>> Start DATA EXCERPTS

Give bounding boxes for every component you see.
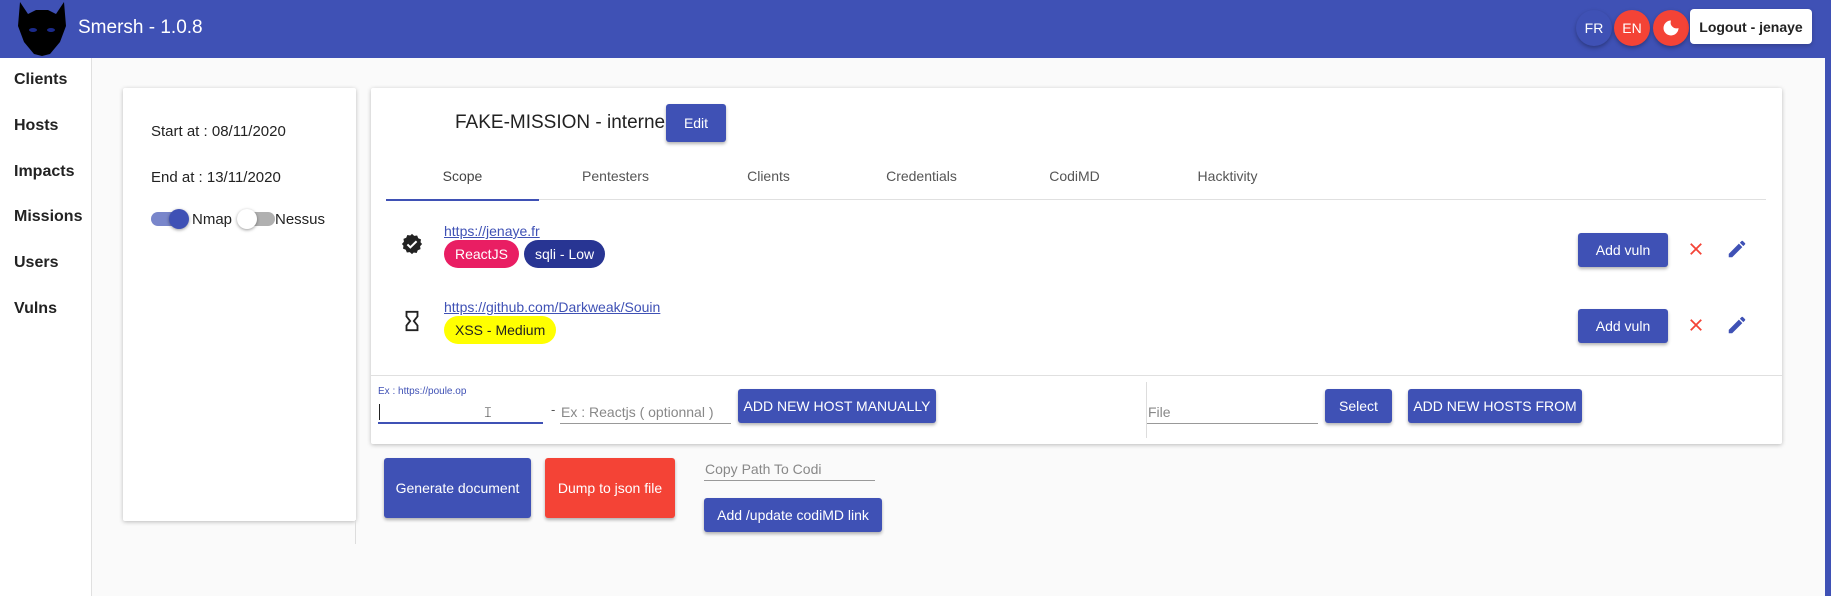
nessus-toggle-knob (237, 209, 257, 229)
add-vuln-button[interactable]: Add vuln (1578, 309, 1668, 343)
mission-info-card: Start at : 08/11/2020 End at : 13/11/202… (123, 88, 356, 521)
sidebar-item-clients[interactable]: Clients (14, 71, 67, 89)
tab-scope[interactable]: Scope (386, 166, 539, 201)
nessus-toggle[interactable] (237, 209, 275, 229)
update-codimd-link-button[interactable]: Add /update codiMD link (704, 498, 882, 532)
app-title: Smersh - 1.0.8 (78, 17, 203, 38)
tab-codimd[interactable]: CodiMD (998, 166, 1151, 200)
tab-clients[interactable]: Clients (692, 166, 845, 200)
sidebar-item-hosts[interactable]: Hosts (14, 117, 58, 135)
sidebar-item-users[interactable]: Users (14, 254, 58, 272)
nmap-label: Nmap (192, 211, 233, 228)
end-date: End at : 13/11/2020 (151, 169, 281, 186)
technology-input[interactable]: Ex : Reactjs ( optionnal ) (560, 398, 731, 424)
nmap-toggle[interactable] (151, 209, 189, 229)
host-row: https://github.com/Darkweak/Souin XSS - … (371, 290, 1782, 350)
host-row: https://jenaye.fr ReactJS sqli - Low Add… (371, 214, 1782, 274)
moon-icon (1663, 20, 1679, 36)
generate-document-button[interactable]: Generate document (384, 458, 531, 518)
vuln-chip[interactable]: XSS - Medium (444, 316, 557, 344)
verified-icon (401, 233, 423, 255)
separator-dash: - (551, 402, 556, 417)
logout-button[interactable]: Logout - jenaye (1690, 9, 1812, 44)
text-cursor (379, 404, 380, 420)
hourglass-icon (405, 310, 419, 332)
lang-en-button[interactable]: EN (1614, 10, 1650, 46)
sidebar-item-impacts[interactable]: Impacts (14, 163, 74, 181)
host-url[interactable]: https://jenaye.fr (444, 223, 540, 239)
sidebar: Clients Hosts Impacts Missions Users Vul… (0, 58, 92, 596)
nmap-toggle-knob (169, 209, 189, 229)
panther-logo-icon (18, 2, 66, 56)
tab-pentesters[interactable]: Pentesters (539, 166, 692, 200)
ibeam-cursor-icon: 𝙸 (483, 404, 493, 420)
mission-detail-card: FAKE-MISSION - interne Edit Scope Pentes… (371, 88, 1782, 444)
close-icon[interactable] (1687, 240, 1705, 258)
nessus-label: Nessus (275, 211, 326, 228)
tab-label: Scope (442, 168, 483, 184)
codi-path-placeholder: Copy Path To Codi (705, 461, 822, 477)
technology-placeholder: Ex : Reactjs ( optionnal ) (561, 404, 714, 420)
edit-mission-button[interactable]: Edit (666, 104, 726, 142)
divider (355, 520, 356, 544)
host-url[interactable]: https://github.com/Darkweak/Souin (444, 299, 660, 315)
add-host-form: Ex : https://poule.op 𝙸 - Ex : Reactjs (… (371, 375, 1782, 444)
pencil-icon[interactable] (1726, 238, 1748, 260)
codi-path-input[interactable]: Copy Path To Codi (704, 455, 875, 481)
tab-hacktivity[interactable]: Hacktivity (1151, 166, 1304, 200)
close-icon[interactable] (1687, 316, 1705, 334)
host-url-input[interactable]: 𝙸 (378, 398, 543, 424)
top-app-bar: Smersh - 1.0.8 FR EN Logout - jenaye (0, 0, 1825, 58)
add-host-manually-button[interactable]: ADD NEW HOST MANUALLY (738, 389, 936, 423)
mission-tabs: Scope Pentesters Clients Credentials Cod… (386, 166, 1766, 201)
file-input[interactable]: File (1147, 398, 1318, 424)
tag-chip[interactable]: ReactJS (444, 240, 519, 268)
url-field-label: Ex : https://poule.op (378, 386, 467, 397)
lang-fr-button[interactable]: FR (1576, 10, 1612, 46)
pencil-icon[interactable] (1726, 314, 1748, 336)
start-date: Start at : 08/11/2020 (151, 123, 286, 140)
sidebar-item-missions[interactable]: Missions (14, 208, 82, 226)
select-file-button[interactable]: Select (1325, 389, 1392, 423)
sidebar-item-vulns[interactable]: Vulns (14, 300, 57, 318)
dark-mode-button[interactable] (1653, 10, 1689, 46)
add-hosts-from-file-button[interactable]: ADD NEW HOSTS FROM (1408, 389, 1582, 423)
mission-title: FAKE-MISSION - interne (455, 112, 666, 133)
dump-json-button[interactable]: Dump to json file (545, 458, 675, 518)
vuln-chip[interactable]: sqli - Low (524, 240, 606, 268)
file-placeholder: File (1148, 404, 1171, 420)
tab-indicator (386, 199, 539, 201)
add-vuln-button[interactable]: Add vuln (1578, 233, 1668, 267)
scrollbar[interactable] (1825, 0, 1831, 596)
tab-credentials[interactable]: Credentials (845, 166, 998, 200)
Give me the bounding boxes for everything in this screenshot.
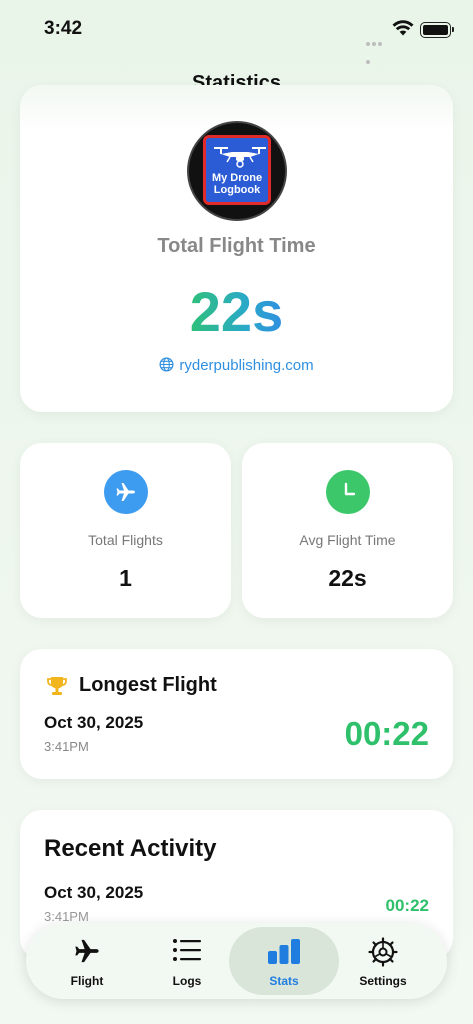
clock-icon	[326, 470, 370, 514]
tab-stats[interactable]: Stats	[229, 927, 339, 995]
tab-settings-label: Settings	[359, 974, 407, 988]
trophy-icon	[47, 677, 67, 695]
tab-logs[interactable]: Logs	[132, 927, 242, 995]
avg-flight-time-value: 22s	[328, 565, 367, 591]
airplane-icon	[104, 470, 148, 514]
recent-activity-date: Oct 30, 2025	[44, 883, 144, 902]
stats-screen: 3:42 Statistics My Drone Logbook Total F…	[0, 0, 473, 1024]
website-link-text[interactable]: ryderpublishing.com	[179, 357, 313, 374]
app-logo: My Drone Logbook	[187, 121, 287, 221]
status-bar: 3:42	[0, 0, 473, 64]
wifi-icon	[392, 20, 414, 41]
avg-flight-time-card: Avg Flight Time 22s	[242, 443, 453, 618]
longest-flight-time: 3:41PM	[44, 739, 89, 754]
drone-icon	[214, 147, 266, 168]
tab-flight-label: Flight	[70, 974, 104, 988]
total-flight-time-card: My Drone Logbook Total Flight Time 22s r…	[20, 85, 453, 412]
logo-text-line2: Logbook	[213, 184, 261, 196]
airplane-icon	[75, 939, 99, 963]
tab-flight[interactable]: Flight	[32, 927, 142, 995]
tab-bar: Flight Logs Stats Settings	[26, 923, 447, 999]
recent-activity-duration: 00:22	[385, 896, 429, 915]
total-flight-time-label: Total Flight Time	[157, 235, 316, 257]
recent-activity-title: Recent Activity	[44, 835, 217, 862]
globe-icon	[159, 357, 174, 372]
longest-flight-date: Oct 30, 2025	[44, 713, 144, 732]
total-flight-time-value: 22s	[189, 280, 284, 343]
gear-icon	[368, 937, 398, 967]
avg-flight-time-label: Avg Flight Time	[299, 532, 396, 548]
total-flights-value: 1	[119, 565, 132, 591]
tab-stats-label: Stats	[269, 974, 299, 988]
longest-flight-duration: 00:22	[344, 715, 429, 752]
longest-flight-card[interactable]: Longest Flight Oct 30, 2025 3:41PM 00:22	[20, 649, 453, 779]
total-flights-card: Total Flights 1	[20, 443, 231, 618]
website-link[interactable]: ryderpublishing.com	[20, 357, 453, 374]
logo-text-line1: My Drone	[211, 172, 263, 184]
signal-dots-icon	[366, 33, 388, 64]
longest-flight-title: Longest Flight	[79, 674, 217, 696]
battery-icon	[420, 22, 454, 38]
recent-activity-time: 3:41PM	[44, 909, 89, 924]
bar-chart-icon	[268, 939, 300, 964]
tab-logs-label: Logs	[172, 974, 202, 988]
total-flights-label: Total Flights	[88, 532, 163, 548]
tab-settings[interactable]: Settings	[328, 927, 438, 995]
list-icon	[173, 939, 201, 961]
status-time: 3:42	[44, 18, 83, 39]
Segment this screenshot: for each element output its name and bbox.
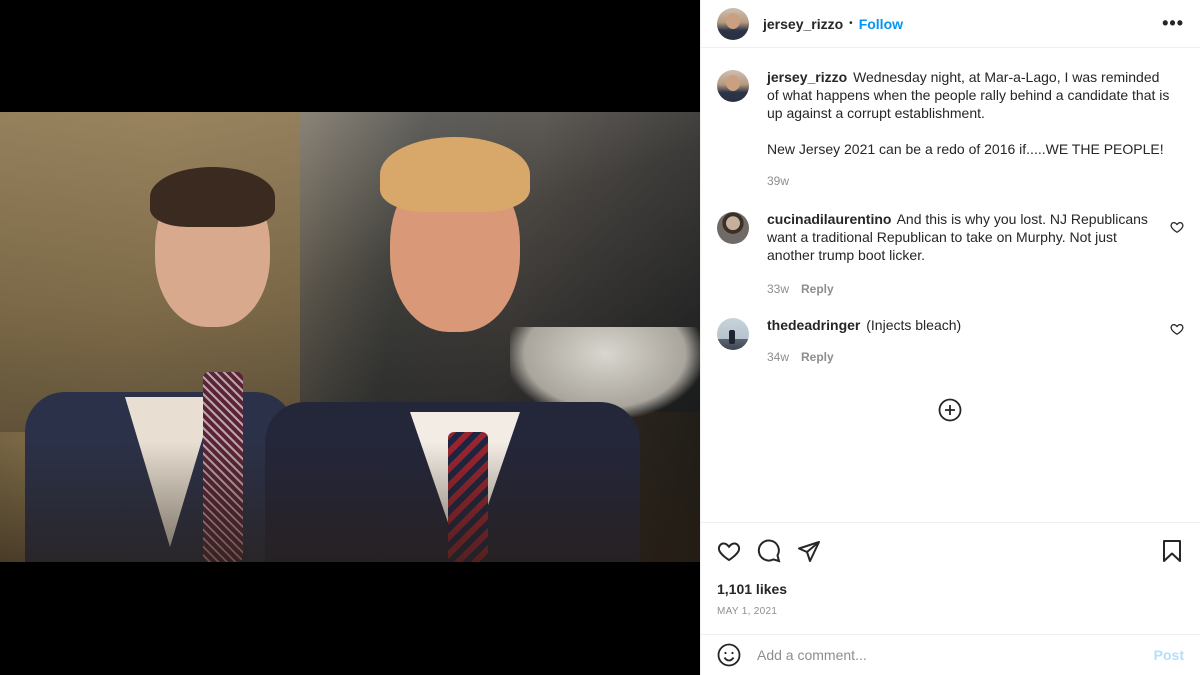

>> End DATA EXCERPTS

EXERCISE PROMPT:
Pull every line from the rows above and reproduce each one without any change. Skip the pictures.

REPLY:
Give bounding boxes for every component you see.
nessus-toggle-knob (237, 209, 257, 229)
add-vuln-button[interactable]: Add vuln (1578, 309, 1668, 343)
mission-info-card: Start at : 08/11/2020 End at : 13/11/202… (123, 88, 356, 521)
sidebar-item-clients[interactable]: Clients (14, 71, 67, 89)
tab-scope[interactable]: Scope (386, 166, 539, 201)
nessus-toggle[interactable] (237, 209, 275, 229)
update-codimd-link-button[interactable]: Add /update codiMD link (704, 498, 882, 532)
app-title: Smersh - 1.0.8 (78, 17, 203, 38)
tab-codimd[interactable]: CodiMD (998, 166, 1151, 200)
tab-clients[interactable]: Clients (692, 166, 845, 200)
sidebar-item-hosts[interactable]: Hosts (14, 117, 58, 135)
sidebar-item-users[interactable]: Users (14, 254, 58, 272)
nmap-label: Nmap (192, 211, 233, 228)
end-date: End at : 13/11/2020 (151, 169, 281, 186)
technology-input[interactable]: Ex : Reactjs ( optionnal ) (560, 398, 731, 424)
nmap-toggle[interactable] (151, 209, 189, 229)
host-row: https://github.com/Darkweak/Souin XSS - … (371, 290, 1782, 350)
host-row: https://jenaye.fr ReactJS sqli - Low Add… (371, 214, 1782, 274)
moon-icon (1663, 20, 1679, 36)
generate-document-button[interactable]: Generate document (384, 458, 531, 518)
vuln-chip[interactable]: XSS - Medium (444, 316, 557, 344)
verified-icon (401, 233, 423, 255)
separator-dash: - (551, 402, 556, 417)
logout-button[interactable]: Logout - jenaye (1690, 9, 1812, 44)
text-cursor (379, 404, 380, 420)
hourglass-icon (405, 310, 419, 332)
lang-en-button[interactable]: EN (1614, 10, 1650, 46)
sidebar-item-impacts[interactable]: Impacts (14, 163, 74, 181)
host-url[interactable]: https://jenaye.fr (444, 223, 540, 239)
sidebar: Clients Hosts Impacts Missions Users Vul… (0, 58, 92, 596)
nmap-toggle-knob (169, 209, 189, 229)
panther-logo-icon (18, 2, 66, 56)
tab-pentesters[interactable]: Pentesters (539, 166, 692, 200)
ibeam-cursor-icon: 𝙸 (483, 404, 493, 420)
mission-detail-card: FAKE-MISSION - interne Edit Scope Pentes… (371, 88, 1782, 444)
close-icon[interactable] (1687, 240, 1705, 258)
nessus-label: Nessus (275, 211, 326, 228)
tab-label: Scope (442, 168, 483, 184)
codi-path-placeholder: Copy Path To Codi (705, 461, 822, 477)
technology-placeholder: Ex : Reactjs ( optionnal ) (561, 404, 714, 420)
edit-mission-button[interactable]: Edit (666, 104, 726, 142)
divider (355, 520, 356, 544)
host-url[interactable]: https://github.com/Darkweak/Souin (444, 299, 660, 315)
add-host-form: Ex : https://poule.op 𝙸 - Ex : Reactjs (… (371, 375, 1782, 444)
pencil-icon[interactable] (1726, 238, 1748, 260)
codi-path-input[interactable]: Copy Path To Codi (704, 455, 875, 481)
tab-hacktivity[interactable]: Hacktivity (1151, 166, 1304, 200)
close-icon[interactable] (1687, 316, 1705, 334)
host-url-input[interactable]: 𝙸 (378, 398, 543, 424)
top-app-bar: Smersh - 1.0.8 FR EN Logout - jenaye (0, 0, 1825, 58)
add-host-manually-button[interactable]: ADD NEW HOST MANUALLY (738, 389, 936, 423)
mission-tabs: Scope Pentesters Clients Credentials Cod… (386, 166, 1766, 201)
file-input[interactable]: File (1147, 398, 1318, 424)
tag-chip[interactable]: ReactJS (444, 240, 519, 268)
url-field-label: Ex : https://poule.op (378, 386, 467, 397)
lang-fr-button[interactable]: FR (1576, 10, 1612, 46)
pencil-icon[interactable] (1726, 314, 1748, 336)
start-date: Start at : 08/11/2020 (151, 123, 286, 140)
sidebar-item-missions[interactable]: Missions (14, 208, 82, 226)
select-file-button[interactable]: Select (1325, 389, 1392, 423)
sidebar-item-vulns[interactable]: Vulns (14, 300, 57, 318)
dark-mode-button[interactable] (1653, 10, 1689, 46)
add-hosts-from-file-button[interactable]: ADD NEW HOSTS FROM (1408, 389, 1582, 423)
mission-title: FAKE-MISSION - interne (455, 112, 666, 133)
dump-json-button[interactable]: Dump to json file (545, 458, 675, 518)
vuln-chip[interactable]: sqli - Low (524, 240, 606, 268)
file-placeholder: File (1148, 404, 1171, 420)
tab-indicator (386, 199, 539, 201)
add-vuln-button[interactable]: Add vuln (1578, 233, 1668, 267)
scrollbar[interactable] (1825, 0, 1831, 596)
tab-credentials[interactable]: Credentials (845, 166, 998, 200)
Give me the bounding boxes for everything in this screenshot.
clock-icon	[326, 470, 370, 514]
tab-stats[interactable]: Stats	[229, 927, 339, 995]
tab-settings-label: Settings	[359, 974, 407, 988]
trophy-icon	[47, 677, 67, 695]
tab-logs[interactable]: Logs	[132, 927, 242, 995]
avg-flight-time-value: 22s	[328, 565, 367, 591]
airplane-icon	[104, 470, 148, 514]
recent-activity-date: Oct 30, 2025	[44, 883, 144, 902]
stats-screen: 3:42 Statistics My Drone Logbook Total F…	[0, 0, 473, 1024]
website-link-text[interactable]: ryderpublishing.com	[179, 357, 313, 374]
app-logo: My Drone Logbook	[187, 121, 287, 221]
status-bar: 3:42	[0, 0, 473, 64]
wifi-icon	[392, 20, 414, 41]
avg-flight-time-card: Avg Flight Time 22s	[242, 443, 453, 618]
longest-flight-time: 3:41PM	[44, 739, 89, 754]
drone-icon	[214, 147, 266, 168]
tab-flight-label: Flight	[70, 974, 104, 988]
total-flight-time-card: My Drone Logbook Total Flight Time 22s r…	[20, 85, 453, 412]
logo-text-line2: Logbook	[213, 184, 261, 196]
airplane-icon	[75, 939, 99, 963]
tab-flight[interactable]: Flight	[32, 927, 142, 995]
tab-bar: Flight Logs Stats Settings	[26, 923, 447, 999]
recent-activity-duration: 00:22	[385, 896, 429, 915]
total-flight-time-label: Total Flight Time	[157, 235, 316, 257]
recent-activity-title: Recent Activity	[44, 835, 217, 862]
globe-icon	[159, 357, 174, 372]
longest-flight-date: Oct 30, 2025	[44, 713, 144, 732]
total-flight-time-value: 22s	[189, 280, 284, 343]
gear-icon	[368, 937, 398, 967]
avg-flight-time-label: Avg Flight Time	[299, 532, 396, 548]
total-flights-value: 1	[119, 565, 132, 591]
tab-stats-label: Stats	[269, 974, 299, 988]
longest-flight-duration: 00:22	[344, 715, 429, 752]
longest-flight-card[interactable]: Longest Flight Oct 30, 2025 3:41PM 00:22	[20, 649, 453, 779]
total-flights-card: Total Flights 1	[20, 443, 231, 618]
website-link[interactable]: ryderpublishing.com	[20, 357, 453, 374]
logo-text-line1: My Drone	[211, 172, 263, 184]
signal-dots-icon	[366, 33, 388, 64]
longest-flight-title: Longest Flight	[79, 674, 217, 696]
battery-icon	[420, 22, 454, 38]
recent-activity-time: 3:41PM	[44, 909, 89, 924]
bar-chart-icon	[268, 939, 300, 964]
tab-logs-label: Logs	[172, 974, 202, 988]
total-flights-label: Total Flights	[88, 532, 163, 548]
tab-settings[interactable]: Settings	[328, 927, 438, 995]
list-icon	[173, 939, 201, 961]
status-time: 3:42	[44, 18, 83, 39]
Segment this screenshot: for each element output its name and bbox.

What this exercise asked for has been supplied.